* **REQUIRED TASK**
Look through the data below and return each line where "this" appears.

* **SUPPLIED RECORDS**
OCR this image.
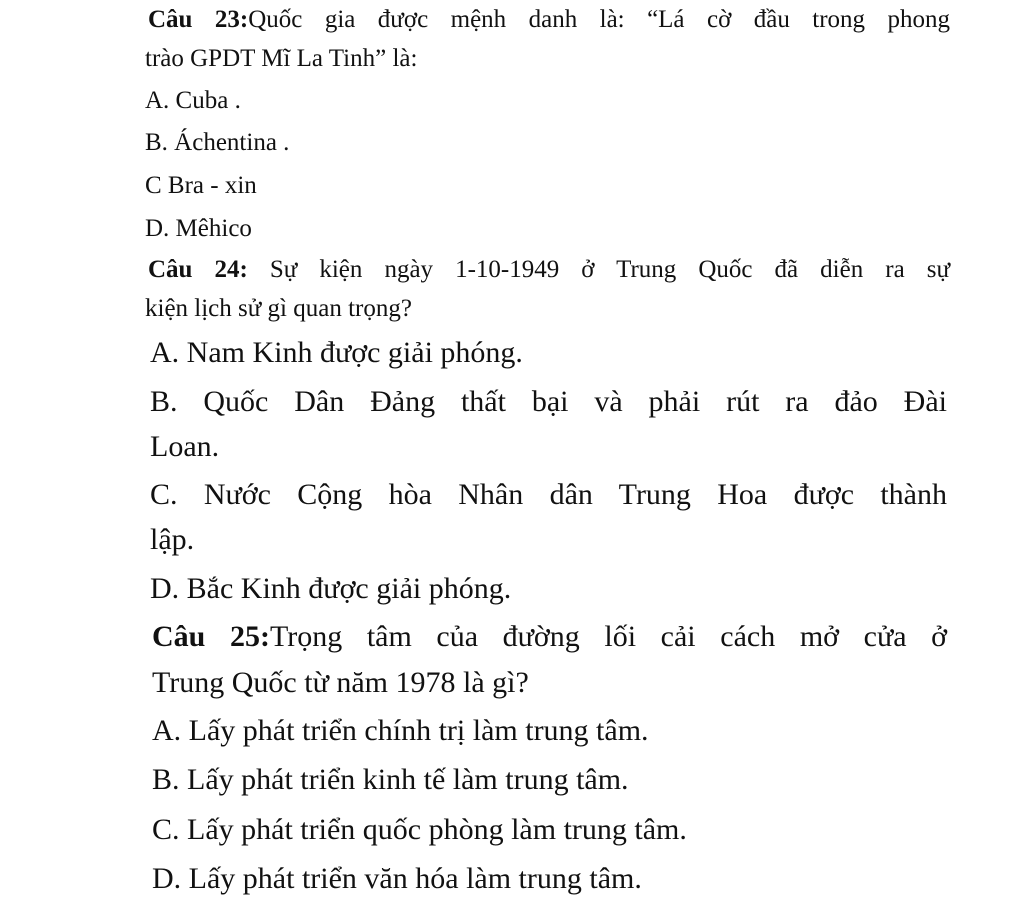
Câu 23:Quốc gia được mệnh danh là: “Lá cờ đầu trong phong
trào GPDT Mĩ La Tinh” là:
A. Cuba .
B. Áchentina .
C Bra - xin
D. Mêhico
Câu 24: Sự kiện ngày 1-10-1949 ở Trung Quốc đã diễn ra sự
kiện lịch sử gì quan trọng?
A. Nam Kinh được giải phóng.
B. Quốc Dân Đảng thất bại và phải rút ra đảo Đài
Loan.
C. Nước Cộng hòa Nhân dân Trung Hoa được thành
lập.
D. Bắc Kinh được giải phóng.
Câu 25:Trọng tâm của đường lối cải cách mở cửa ở
Trung Quốc từ năm 1978 là gì?
A. Lấy phát triển chính trị làm trung tâm.
B. Lấy phát triển kinh tế làm trung tâm.
C. Lấy phát triển quốc phòng làm trung tâm.
D. Lấy phát triển văn hóa làm trung tâm.
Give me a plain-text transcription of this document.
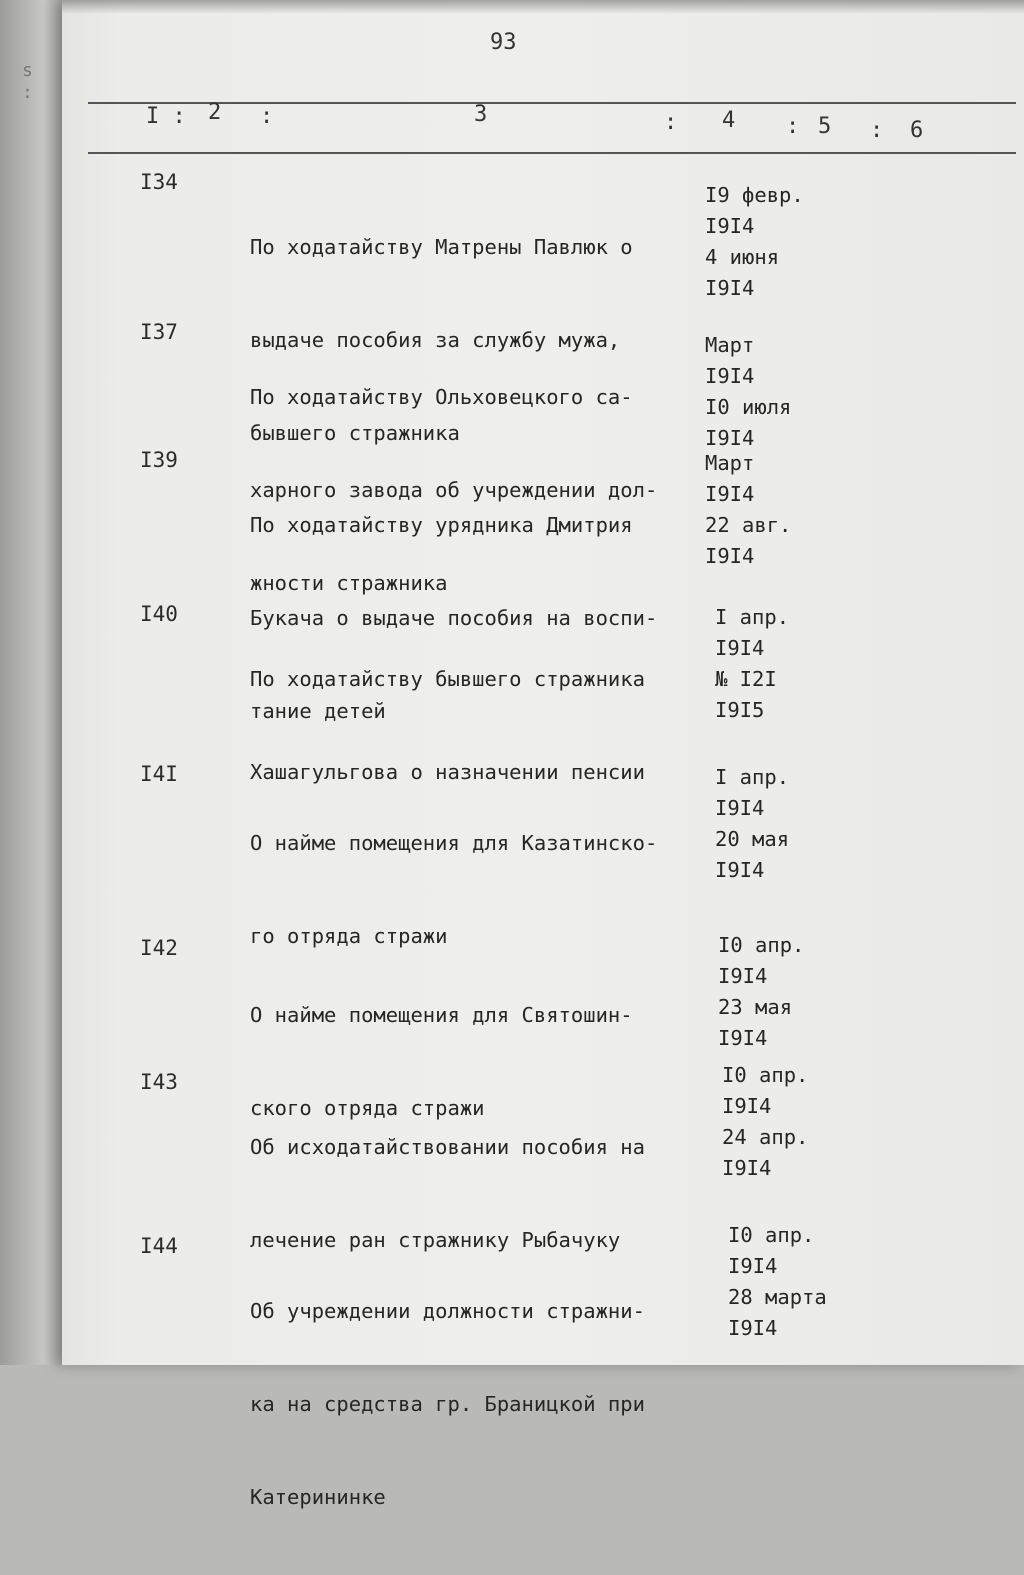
s
:
93
I : 2 :	3	: 4 : 5 : 6
I34

По ходатайству Матрены Павлюк о

выдаче пособия за службу мужа,

бывшего стражника

I9 февр.
I9I4
4 июня
I9I4
I37

По ходатайству Ольховецкого са-

харного завода об учреждении дол-

жности стражника

Март
I9I4
I0 июля
I9I4
I39

По ходатайству урядника Дмитрия

Букача о выдаче пособия на воспи-

тание детей

Март
I9I4
22 авг.
I9I4
I40

По ходатайству бывшего стражника

Хашагульгова о назначении пенсии

I апр.
I9I4
№ I2I
I9I5
I4I

О найме помещения для Казатинско-

го отряда стражи

I апр.
I9I4
20 мая
I9I4
I42

О найме помещения для Святошин-

ского отряда стражи

I0 апр.
I9I4
23 мая
I9I4
I43

Об исходатайствовании пособия на

лечение ран стражнику Рыбачуку

I0 апр.
I9I4
24 апр.
I9I4
I44

Об учреждении должности стражни-

ка на средства гр. Браницкой при

Катерининке

I0 апр.
I9I4
28 марта
I9I4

* **SOLUTION TO THE PROBLEM**
OCR this image.
Give me a plain-text transcription of this document.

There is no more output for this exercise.